Word for word, give the material below again, minus any images.

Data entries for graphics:
___

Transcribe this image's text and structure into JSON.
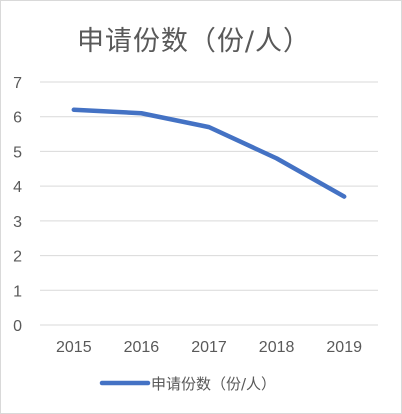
{
  "chart_data": {
    "type": "line",
    "title": "申请份数（份/人）",
    "categories": [
      "2015",
      "2016",
      "2017",
      "2018",
      "2019"
    ],
    "series": [
      {
        "name": "申请份数（份/人）",
        "values": [
          6.2,
          6.1,
          5.7,
          4.8,
          3.7
        ]
      }
    ],
    "ylim": [
      0,
      7
    ],
    "yticks": [
      "0",
      "1",
      "2",
      "3",
      "4",
      "5",
      "6",
      "7"
    ],
    "grid": true,
    "legend": "bottom",
    "colors": {
      "line": "#4472c4",
      "grid": "#d9d9d9",
      "text": "#595959"
    }
  }
}
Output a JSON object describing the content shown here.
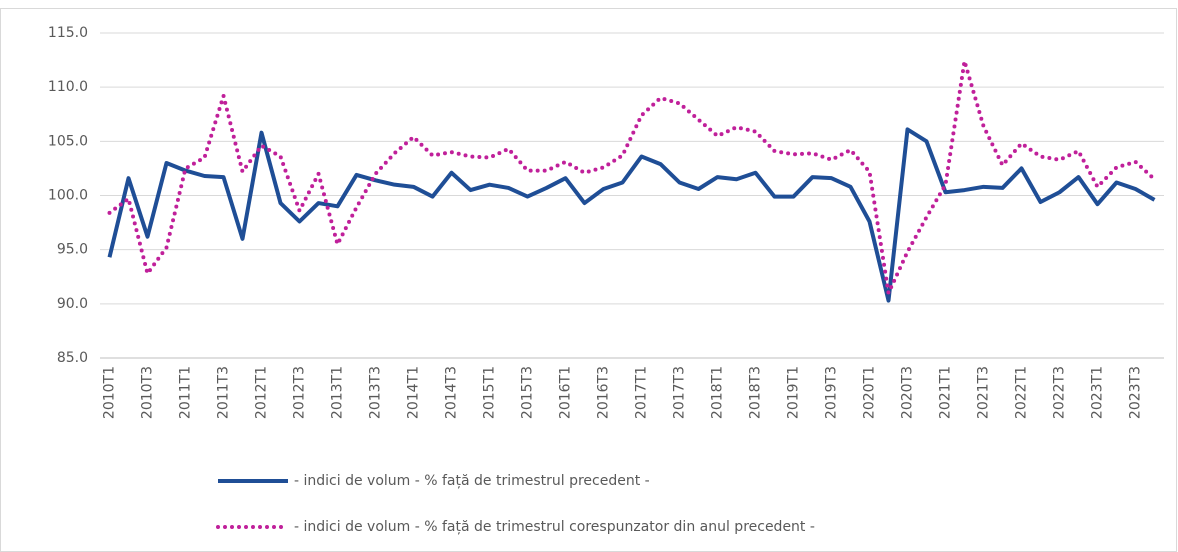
{
  "chart_data": {
    "type": "line",
    "categories": [
      "2010T1",
      null,
      "2010T3",
      null,
      "2011T1",
      null,
      "2011T3",
      null,
      "2012T1",
      null,
      "2012T3",
      null,
      "2013T1",
      null,
      "2013T3",
      null,
      "2014T1",
      null,
      "2014T3",
      null,
      "2015T1",
      null,
      "2015T3",
      null,
      "2016T1",
      null,
      "2016T3",
      null,
      "2017T1",
      null,
      "2017T3",
      null,
      "2018T1",
      null,
      "2018T3",
      null,
      "2019T1",
      null,
      "2019T3",
      null,
      "2020T1",
      null,
      "2020T3",
      null,
      "2021T1",
      null,
      "2021T3",
      null,
      "2022T1",
      null,
      "2022T3",
      null,
      "2023T1",
      null,
      "2023T3",
      null
    ],
    "series": [
      {
        "name": "- indici de volum - % față de trimestrul precedent -",
        "color": "#1f4e96",
        "dash": "solid",
        "values": [
          94.3,
          101.6,
          96.2,
          103.0,
          102.3,
          101.8,
          101.7,
          96.0,
          105.8,
          99.3,
          97.6,
          99.3,
          99.0,
          101.9,
          101.4,
          101.0,
          100.8,
          99.9,
          102.1,
          100.5,
          101.0,
          100.7,
          99.9,
          100.7,
          101.6,
          99.3,
          100.6,
          101.2,
          103.6,
          102.9,
          101.2,
          100.6,
          101.7,
          101.5,
          102.1,
          99.9,
          99.9,
          101.7,
          101.6,
          100.8,
          97.6,
          90.3,
          106.1,
          105.0,
          100.3,
          100.5,
          100.8,
          100.7,
          102.5,
          99.4,
          100.3,
          101.7,
          99.2,
          101.2,
          100.6,
          99.6
        ]
      },
      {
        "name": "- indici de volum - % față de trimestrul corespunzator din anul precedent -",
        "color": "#c0209a",
        "dash": "dotted",
        "values": [
          98.4,
          99.7,
          92.8,
          95.2,
          102.5,
          103.5,
          109.2,
          102.2,
          104.6,
          103.6,
          98.6,
          102.0,
          95.5,
          98.9,
          102.0,
          103.9,
          105.4,
          103.7,
          104.0,
          103.6,
          103.5,
          104.3,
          102.3,
          102.3,
          103.1,
          102.1,
          102.6,
          103.7,
          107.4,
          109.0,
          108.5,
          107.0,
          105.5,
          106.3,
          105.9,
          104.1,
          103.8,
          103.9,
          103.3,
          104.2,
          102.2,
          91.0,
          94.8,
          98.0,
          101.0,
          112.4,
          106.4,
          102.8,
          104.8,
          103.6,
          103.3,
          104.1,
          100.8,
          102.6,
          103.1,
          101.5
        ]
      }
    ],
    "ylim": [
      85,
      115
    ],
    "yticks": [
      {
        "value": 85,
        "label": "85.0"
      },
      {
        "value": 90,
        "label": "90.0"
      },
      {
        "value": 95,
        "label": "95.0"
      },
      {
        "value": 100,
        "label": "100.0"
      },
      {
        "value": 105,
        "label": "105.0"
      },
      {
        "value": 110,
        "label": "110.0"
      },
      {
        "value": 115,
        "label": "115.0"
      }
    ],
    "grid": true,
    "legend": "bottom"
  }
}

___

WRITTEN REPLY.
Transcribe this image's text and structure into JSON.
{
  "chart_data": {
    "type": "line",
    "title": "申请份数（份/人）",
    "categories": [
      "2015",
      "2016",
      "2017",
      "2018",
      "2019"
    ],
    "series": [
      {
        "name": "申请份数（份/人）",
        "values": [
          6.2,
          6.1,
          5.7,
          4.8,
          3.7
        ]
      }
    ],
    "ylim": [
      0,
      7
    ],
    "yticks": [
      "0",
      "1",
      "2",
      "3",
      "4",
      "5",
      "6",
      "7"
    ],
    "grid": true,
    "legend": "bottom",
    "colors": {
      "line": "#4472c4",
      "grid": "#d9d9d9",
      "text": "#595959"
    }
  }
}
Output a JSON object describing the content shown here.
{
  "chart_data": {
    "type": "line",
    "categories": [
      "2010T1",
      null,
      "2010T3",
      null,
      "2011T1",
      null,
      "2011T3",
      null,
      "2012T1",
      null,
      "2012T3",
      null,
      "2013T1",
      null,
      "2013T3",
      null,
      "2014T1",
      null,
      "2014T3",
      null,
      "2015T1",
      null,
      "2015T3",
      null,
      "2016T1",
      null,
      "2016T3",
      null,
      "2017T1",
      null,
      "2017T3",
      null,
      "2018T1",
      null,
      "2018T3",
      null,
      "2019T1",
      null,
      "2019T3",
      null,
      "2020T1",
      null,
      "2020T3",
      null,
      "2021T1",
      null,
      "2021T3",
      null,
      "2022T1",
      null,
      "2022T3",
      null,
      "2023T1",
      null,
      "2023T3",
      null
    ],
    "series": [
      {
        "name": "- indici de volum - % față de trimestrul precedent -",
        "color": "#1f4e96",
        "dash": "solid",
        "values": [
          94.3,
          101.6,
          96.2,
          103.0,
          102.3,
          101.8,
          101.7,
          96.0,
          105.8,
          99.3,
          97.6,
          99.3,
          99.0,
          101.9,
          101.4,
          101.0,
          100.8,
          99.9,
          102.1,
          100.5,
          101.0,
          100.7,
          99.9,
          100.7,
          101.6,
          99.3,
          100.6,
          101.2,
          103.6,
          102.9,
          101.2,
          100.6,
          101.7,
          101.5,
          102.1,
          99.9,
          99.9,
          101.7,
          101.6,
          100.8,
          97.6,
          90.3,
          106.1,
          105.0,
          100.3,
          100.5,
          100.8,
          100.7,
          102.5,
          99.4,
          100.3,
          101.7,
          99.2,
          101.2,
          100.6,
          99.6
        ]
      },
      {
        "name": "- indici de volum - % față de trimestrul corespunzator din anul precedent -",
        "color": "#c0209a",
        "dash": "dotted",
        "values": [
          98.4,
          99.7,
          92.8,
          95.2,
          102.5,
          103.5,
          109.2,
          102.2,
          104.6,
          103.6,
          98.6,
          102.0,
          95.5,
          98.9,
          102.0,
          103.9,
          105.4,
          103.7,
          104.0,
          103.6,
          103.5,
          104.3,
          102.3,
          102.3,
          103.1,
          102.1,
          102.6,
          103.7,
          107.4,
          109.0,
          108.5,
          107.0,
          105.5,
          106.3,
          105.9,
          104.1,
          103.8,
          103.9,
          103.3,
          104.2,
          102.2,
          91.0,
          94.8,
          98.0,
          101.0,
          112.4,
          106.4,
          102.8,
          104.8,
          103.6,
          103.3,
          104.1,
          100.8,
          102.6,
          103.1,
          101.5
        ]
      }
    ],
    "ylim": [
      85,
      115
    ],
    "yticks": [
      {
        "value": 85,
        "label": "85.0"
      },
      {
        "value": 90,
        "label": "90.0"
      },
      {
        "value": 95,
        "label": "95.0"
      },
      {
        "value": 100,
        "label": "100.0"
      },
      {
        "value": 105,
        "label": "105.0"
      },
      {
        "value": 110,
        "label": "110.0"
      },
      {
        "value": 115,
        "label": "115.0"
      }
    ],
    "grid": true,
    "legend": "bottom"
  }
}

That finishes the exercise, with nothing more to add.